Entries from a dataset:
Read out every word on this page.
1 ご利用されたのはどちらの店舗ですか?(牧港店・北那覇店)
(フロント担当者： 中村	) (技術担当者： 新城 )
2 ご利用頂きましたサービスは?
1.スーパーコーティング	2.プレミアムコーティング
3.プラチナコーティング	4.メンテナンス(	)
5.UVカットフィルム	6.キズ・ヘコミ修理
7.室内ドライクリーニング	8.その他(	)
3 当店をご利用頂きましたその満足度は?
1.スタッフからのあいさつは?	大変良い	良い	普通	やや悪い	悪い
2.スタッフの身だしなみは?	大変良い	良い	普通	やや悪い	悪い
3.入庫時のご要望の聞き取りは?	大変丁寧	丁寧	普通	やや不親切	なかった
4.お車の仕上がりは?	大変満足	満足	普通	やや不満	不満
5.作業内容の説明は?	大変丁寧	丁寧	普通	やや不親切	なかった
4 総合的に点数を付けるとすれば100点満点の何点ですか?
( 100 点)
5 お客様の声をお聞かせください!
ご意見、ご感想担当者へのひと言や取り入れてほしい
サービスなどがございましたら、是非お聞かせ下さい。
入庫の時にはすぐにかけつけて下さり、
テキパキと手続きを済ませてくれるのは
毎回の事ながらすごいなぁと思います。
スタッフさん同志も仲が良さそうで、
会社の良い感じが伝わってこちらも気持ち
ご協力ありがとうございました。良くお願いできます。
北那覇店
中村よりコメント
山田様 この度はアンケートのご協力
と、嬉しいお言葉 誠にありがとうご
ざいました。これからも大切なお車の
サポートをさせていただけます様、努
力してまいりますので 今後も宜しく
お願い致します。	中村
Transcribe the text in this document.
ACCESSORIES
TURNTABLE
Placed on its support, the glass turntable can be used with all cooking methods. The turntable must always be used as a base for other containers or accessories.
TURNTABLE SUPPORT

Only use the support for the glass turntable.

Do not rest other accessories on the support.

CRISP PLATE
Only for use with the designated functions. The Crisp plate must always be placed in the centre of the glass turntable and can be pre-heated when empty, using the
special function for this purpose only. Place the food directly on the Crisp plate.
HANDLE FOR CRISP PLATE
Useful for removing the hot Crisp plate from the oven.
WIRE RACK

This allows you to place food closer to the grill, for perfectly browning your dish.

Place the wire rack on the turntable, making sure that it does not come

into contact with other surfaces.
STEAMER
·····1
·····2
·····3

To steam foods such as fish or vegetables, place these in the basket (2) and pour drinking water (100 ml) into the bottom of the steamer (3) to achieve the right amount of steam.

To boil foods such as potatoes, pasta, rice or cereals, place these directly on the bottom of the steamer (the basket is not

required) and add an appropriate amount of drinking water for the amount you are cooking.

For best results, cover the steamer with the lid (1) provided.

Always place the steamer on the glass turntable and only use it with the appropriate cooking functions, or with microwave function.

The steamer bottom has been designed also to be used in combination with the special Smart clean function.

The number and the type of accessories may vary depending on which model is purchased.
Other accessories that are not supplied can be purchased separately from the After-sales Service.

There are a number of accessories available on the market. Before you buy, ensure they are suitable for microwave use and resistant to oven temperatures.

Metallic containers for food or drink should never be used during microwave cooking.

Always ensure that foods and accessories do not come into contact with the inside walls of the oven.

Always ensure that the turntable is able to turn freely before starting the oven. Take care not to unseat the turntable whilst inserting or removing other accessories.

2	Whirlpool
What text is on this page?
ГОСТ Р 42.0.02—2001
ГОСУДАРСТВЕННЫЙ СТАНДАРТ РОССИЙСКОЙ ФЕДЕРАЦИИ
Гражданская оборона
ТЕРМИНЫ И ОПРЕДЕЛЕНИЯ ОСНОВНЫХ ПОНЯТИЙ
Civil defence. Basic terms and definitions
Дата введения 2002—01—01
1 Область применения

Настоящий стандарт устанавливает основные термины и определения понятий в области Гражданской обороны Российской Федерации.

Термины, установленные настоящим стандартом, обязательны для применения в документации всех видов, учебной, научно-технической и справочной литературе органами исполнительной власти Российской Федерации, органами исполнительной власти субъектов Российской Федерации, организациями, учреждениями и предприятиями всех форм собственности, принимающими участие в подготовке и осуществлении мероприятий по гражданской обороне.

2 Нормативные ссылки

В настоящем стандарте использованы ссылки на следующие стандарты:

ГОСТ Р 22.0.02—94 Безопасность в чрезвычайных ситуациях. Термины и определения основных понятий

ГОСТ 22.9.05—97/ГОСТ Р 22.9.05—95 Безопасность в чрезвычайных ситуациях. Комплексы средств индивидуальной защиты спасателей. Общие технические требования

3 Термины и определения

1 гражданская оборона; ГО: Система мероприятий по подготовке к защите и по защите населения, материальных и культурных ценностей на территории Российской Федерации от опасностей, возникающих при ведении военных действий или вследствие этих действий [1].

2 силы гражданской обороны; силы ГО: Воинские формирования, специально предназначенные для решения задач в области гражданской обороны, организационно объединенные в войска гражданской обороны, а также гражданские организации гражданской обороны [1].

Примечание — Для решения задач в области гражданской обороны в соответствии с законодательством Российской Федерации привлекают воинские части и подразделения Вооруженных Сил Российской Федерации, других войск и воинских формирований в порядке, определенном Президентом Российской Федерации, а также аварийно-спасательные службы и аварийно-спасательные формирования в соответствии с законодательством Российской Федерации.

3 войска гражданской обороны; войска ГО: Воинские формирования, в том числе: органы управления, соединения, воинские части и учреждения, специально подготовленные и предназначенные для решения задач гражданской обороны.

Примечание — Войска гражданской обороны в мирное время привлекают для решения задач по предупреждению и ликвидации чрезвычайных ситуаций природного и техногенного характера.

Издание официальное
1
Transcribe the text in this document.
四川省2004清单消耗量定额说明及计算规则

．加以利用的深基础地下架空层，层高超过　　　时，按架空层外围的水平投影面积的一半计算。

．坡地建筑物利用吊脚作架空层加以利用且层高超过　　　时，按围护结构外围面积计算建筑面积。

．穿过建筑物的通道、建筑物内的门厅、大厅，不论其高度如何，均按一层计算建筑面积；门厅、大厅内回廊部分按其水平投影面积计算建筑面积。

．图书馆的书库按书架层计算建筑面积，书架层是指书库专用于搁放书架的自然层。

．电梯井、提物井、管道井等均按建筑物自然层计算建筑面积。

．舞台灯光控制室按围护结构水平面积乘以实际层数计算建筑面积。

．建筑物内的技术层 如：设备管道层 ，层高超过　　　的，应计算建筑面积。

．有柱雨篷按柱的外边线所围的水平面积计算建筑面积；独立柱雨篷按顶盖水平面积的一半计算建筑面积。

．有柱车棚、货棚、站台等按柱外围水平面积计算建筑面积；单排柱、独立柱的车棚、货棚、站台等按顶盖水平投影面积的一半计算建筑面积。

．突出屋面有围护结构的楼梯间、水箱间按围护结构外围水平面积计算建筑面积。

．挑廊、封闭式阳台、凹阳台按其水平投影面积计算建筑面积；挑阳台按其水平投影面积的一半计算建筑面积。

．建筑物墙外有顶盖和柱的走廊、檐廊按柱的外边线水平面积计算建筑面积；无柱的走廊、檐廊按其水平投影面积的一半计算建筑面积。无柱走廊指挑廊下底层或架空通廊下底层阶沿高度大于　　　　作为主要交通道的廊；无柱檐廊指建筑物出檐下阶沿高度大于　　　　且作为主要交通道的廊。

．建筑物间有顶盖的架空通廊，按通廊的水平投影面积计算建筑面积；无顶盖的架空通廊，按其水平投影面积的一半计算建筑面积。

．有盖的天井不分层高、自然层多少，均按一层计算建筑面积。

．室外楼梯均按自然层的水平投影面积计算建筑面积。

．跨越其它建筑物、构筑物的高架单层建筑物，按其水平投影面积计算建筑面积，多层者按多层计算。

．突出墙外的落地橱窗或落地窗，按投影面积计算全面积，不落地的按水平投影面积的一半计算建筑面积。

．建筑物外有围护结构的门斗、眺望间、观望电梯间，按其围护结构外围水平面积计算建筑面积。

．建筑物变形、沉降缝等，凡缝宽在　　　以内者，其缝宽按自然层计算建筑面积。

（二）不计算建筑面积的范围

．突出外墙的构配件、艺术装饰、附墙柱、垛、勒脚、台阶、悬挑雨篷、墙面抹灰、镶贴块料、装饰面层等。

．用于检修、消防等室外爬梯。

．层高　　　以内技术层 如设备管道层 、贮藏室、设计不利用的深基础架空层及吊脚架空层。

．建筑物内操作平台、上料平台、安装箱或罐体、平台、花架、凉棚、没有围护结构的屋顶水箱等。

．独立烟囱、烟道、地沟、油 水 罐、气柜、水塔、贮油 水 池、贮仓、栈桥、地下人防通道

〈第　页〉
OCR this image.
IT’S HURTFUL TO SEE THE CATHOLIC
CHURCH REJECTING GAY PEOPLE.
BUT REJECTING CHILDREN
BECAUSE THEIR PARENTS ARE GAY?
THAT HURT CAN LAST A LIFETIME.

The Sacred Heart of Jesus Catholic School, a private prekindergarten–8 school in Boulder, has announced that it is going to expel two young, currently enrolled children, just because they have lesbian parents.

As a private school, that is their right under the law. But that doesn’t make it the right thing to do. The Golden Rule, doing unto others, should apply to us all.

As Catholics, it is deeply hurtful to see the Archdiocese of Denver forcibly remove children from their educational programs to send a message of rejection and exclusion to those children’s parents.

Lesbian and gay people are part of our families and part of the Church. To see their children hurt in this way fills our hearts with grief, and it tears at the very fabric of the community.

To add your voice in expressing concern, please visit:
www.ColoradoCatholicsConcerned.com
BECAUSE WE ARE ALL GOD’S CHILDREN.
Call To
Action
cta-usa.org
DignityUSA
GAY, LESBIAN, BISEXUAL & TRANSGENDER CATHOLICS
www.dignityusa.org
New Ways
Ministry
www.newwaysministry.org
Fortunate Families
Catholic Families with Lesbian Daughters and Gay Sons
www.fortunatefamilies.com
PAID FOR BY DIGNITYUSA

= Your task =
Every line of the listing that holds "removing" should be found and copied.

= Result of the exercise =
Useful for removing the hot Crisp plate from the oven.
Always ensure that the turntable is able to turn freely before starting the oven. Take care not to unseat the turntable whilst inserting or removing other accessories.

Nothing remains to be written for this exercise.